◆ Extracted text:
Wondering what’s new at Special Collections & Archives (SCA)?
We wanted to solve part of the mystery, so we’ve curated an exhibit with some new and exciting additions to our collections.
My name is Clara Giménez-Delgado, and I am a contract Librarian and processing archivist at SCA. Since I was one of the people behind the exhibit design, I would love to guide you through it!
When you approach the exhibit, you’ll notice the display has been divided into six themes.
Among our new zines, you’ll find editions from Microcosm Publishing, covering LGBTQ+ advocacy, feminism, Indigenous topics, and health care.
The Indigenous peoples of Canada section highlights two Indigenous language dictionaries (G24750 & F25634), and a series of zines by Indigenous artist Jenna Rose Sands titled “Atrocities against Indigenous Canadians for dummies.”
With arts and crafts, we thought we could share some of our amazing knitting, crocheting, sewing, quilting, and design magazines, books, and portfolios (GA 474, F25650, & G24031). We even included the result of one of those patterns created by our very own Nicole Marcogliese!
The section about women conquering the work and social spheres covers three collections that show us the lives of working Canadian women in the 20th and early 21st Centuries, with WWI nurse Mabel E. Neiley (GA 473), WWII pilot Bettie Bernice Wilson (GA 465), and science journalist Lydia Dotto (GA 471).
In locally sourced materials we’ve selected a few publications from or about the Region of Waterloo and Southern Ontario, including a zine about the Landback Camp at Victoria Park in Kitchener written by members of O:se Kenhionhata:tie (G24752), a book on African-Canadian Dance in Southwestern Ontario (G24823), and issues of “The Voice” (HD9424.C2 V65x) and “Dutch Girl” (HD9424.C2 D88x) published for the employees of J. M. Schneider Inc. (learn more about the Schneider family collection).
When tackling the area women’s etiquette and birth control, we wanted to portray how much controversy there has always been around the topic. The book How to Win and Hold Love was published in 1925 and tells a very skewed and restrictive interpretation of how women should behave in public settings. The selected pamphlets on birth control add to our holdings on the topic demonstrating how it has never really been out of public opinion pieces or conversations -- not even in 2022!
As you can see, there is much to discover in our new exhibition and behind our doors! If you’d like to learn more about any of these or any other type of materials, don’t hesitate to contact us. You can find reference numbers for the materials in the exhibit and throughout this text. But you can always check the Archives Database, the Waterloo Digital Library, or contact us at email@example.com.
This exhibition wouldn’t have been possible without the fantastic and continuous work of everyone in SCA who worked collaboratively to select, describe, and make accessible the new materials. I would like to give an especially emphatic shout-out to Sue Plouffe (Library Associate) and Elena Tkachuk (co-op student) for their work and support to make this exhibit informative, thoughtful, and cohesive.

Source records:
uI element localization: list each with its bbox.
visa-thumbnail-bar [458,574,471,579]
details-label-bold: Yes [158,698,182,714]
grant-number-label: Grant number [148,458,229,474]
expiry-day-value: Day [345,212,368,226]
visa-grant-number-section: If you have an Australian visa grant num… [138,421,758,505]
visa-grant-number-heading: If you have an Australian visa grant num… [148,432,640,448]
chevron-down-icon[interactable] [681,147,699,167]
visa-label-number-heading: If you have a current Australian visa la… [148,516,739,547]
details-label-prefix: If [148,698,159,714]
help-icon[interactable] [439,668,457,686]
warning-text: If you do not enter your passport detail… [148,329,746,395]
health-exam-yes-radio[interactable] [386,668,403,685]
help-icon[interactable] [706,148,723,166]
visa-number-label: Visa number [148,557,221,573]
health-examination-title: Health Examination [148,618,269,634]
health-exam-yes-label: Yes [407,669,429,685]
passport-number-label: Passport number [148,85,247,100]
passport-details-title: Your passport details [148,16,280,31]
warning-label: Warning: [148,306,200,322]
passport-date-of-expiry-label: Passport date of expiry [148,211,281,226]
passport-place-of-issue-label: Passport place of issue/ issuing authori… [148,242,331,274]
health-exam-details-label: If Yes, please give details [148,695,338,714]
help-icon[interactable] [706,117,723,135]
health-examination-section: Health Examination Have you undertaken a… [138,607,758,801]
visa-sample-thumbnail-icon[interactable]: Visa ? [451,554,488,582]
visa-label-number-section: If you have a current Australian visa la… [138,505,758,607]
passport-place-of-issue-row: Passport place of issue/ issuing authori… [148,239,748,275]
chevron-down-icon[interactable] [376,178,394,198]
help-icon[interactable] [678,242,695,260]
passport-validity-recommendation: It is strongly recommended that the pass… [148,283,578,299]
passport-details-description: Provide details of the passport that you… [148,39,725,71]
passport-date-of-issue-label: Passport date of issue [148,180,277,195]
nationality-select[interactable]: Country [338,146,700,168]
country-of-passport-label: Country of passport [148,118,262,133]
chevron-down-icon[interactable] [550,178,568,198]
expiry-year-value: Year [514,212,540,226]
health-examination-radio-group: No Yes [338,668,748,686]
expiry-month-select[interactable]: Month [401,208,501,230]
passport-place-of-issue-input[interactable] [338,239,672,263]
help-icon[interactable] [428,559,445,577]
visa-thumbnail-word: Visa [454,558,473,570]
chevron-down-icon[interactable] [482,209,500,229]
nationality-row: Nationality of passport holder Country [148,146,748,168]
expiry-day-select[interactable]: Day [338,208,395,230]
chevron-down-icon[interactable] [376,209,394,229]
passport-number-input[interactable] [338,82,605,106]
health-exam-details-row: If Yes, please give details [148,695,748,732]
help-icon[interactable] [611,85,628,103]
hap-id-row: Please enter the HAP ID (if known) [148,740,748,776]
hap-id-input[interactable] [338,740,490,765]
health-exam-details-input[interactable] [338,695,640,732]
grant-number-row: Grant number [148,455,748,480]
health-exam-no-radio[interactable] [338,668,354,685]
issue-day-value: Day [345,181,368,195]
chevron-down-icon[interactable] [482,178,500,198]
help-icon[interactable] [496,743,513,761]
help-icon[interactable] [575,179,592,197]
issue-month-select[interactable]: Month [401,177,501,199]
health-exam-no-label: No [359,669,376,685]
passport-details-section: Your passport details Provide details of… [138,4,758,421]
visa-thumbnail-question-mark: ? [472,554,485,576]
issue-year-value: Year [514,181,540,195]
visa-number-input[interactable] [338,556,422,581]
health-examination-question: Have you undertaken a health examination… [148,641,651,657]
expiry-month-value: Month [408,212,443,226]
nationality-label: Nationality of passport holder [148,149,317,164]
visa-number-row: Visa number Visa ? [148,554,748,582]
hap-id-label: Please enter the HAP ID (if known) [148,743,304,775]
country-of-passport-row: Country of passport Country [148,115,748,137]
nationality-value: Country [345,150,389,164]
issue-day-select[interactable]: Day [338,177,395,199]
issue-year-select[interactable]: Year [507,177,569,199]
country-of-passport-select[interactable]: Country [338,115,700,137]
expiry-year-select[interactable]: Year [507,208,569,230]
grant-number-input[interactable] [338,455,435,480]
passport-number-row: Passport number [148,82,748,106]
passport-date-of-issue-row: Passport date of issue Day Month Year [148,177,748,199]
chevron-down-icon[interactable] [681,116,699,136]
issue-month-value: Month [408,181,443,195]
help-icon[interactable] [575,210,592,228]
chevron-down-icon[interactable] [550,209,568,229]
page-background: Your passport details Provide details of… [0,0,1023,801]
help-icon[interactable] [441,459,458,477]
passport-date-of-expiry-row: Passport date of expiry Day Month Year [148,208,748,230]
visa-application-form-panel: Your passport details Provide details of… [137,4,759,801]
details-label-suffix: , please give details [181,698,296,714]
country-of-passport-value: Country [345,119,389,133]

◆ About this exercise: In the piece on the new Special Collections & Archives exhibit, reproduce word for word the passage from "We wanted to solve" to "and health care.".

◆ Written response:
We wanted to solve part of the mystery, so we’ve curated an exhibit with some new and exciting additions to our collections.
My name is Clara Giménez-Delgado, and I am a contract Librarian and processing archivist at SCA. Since I was one of the people behind the exhibit design, I would love to guide you through it!
When you approach the exhibit, you’ll notice the display has been divided into six themes.
Among our new zines, you’ll find editions from Microcosm Publishing, covering LGBTQ+ advocacy, feminism, Indigenous topics, and health care.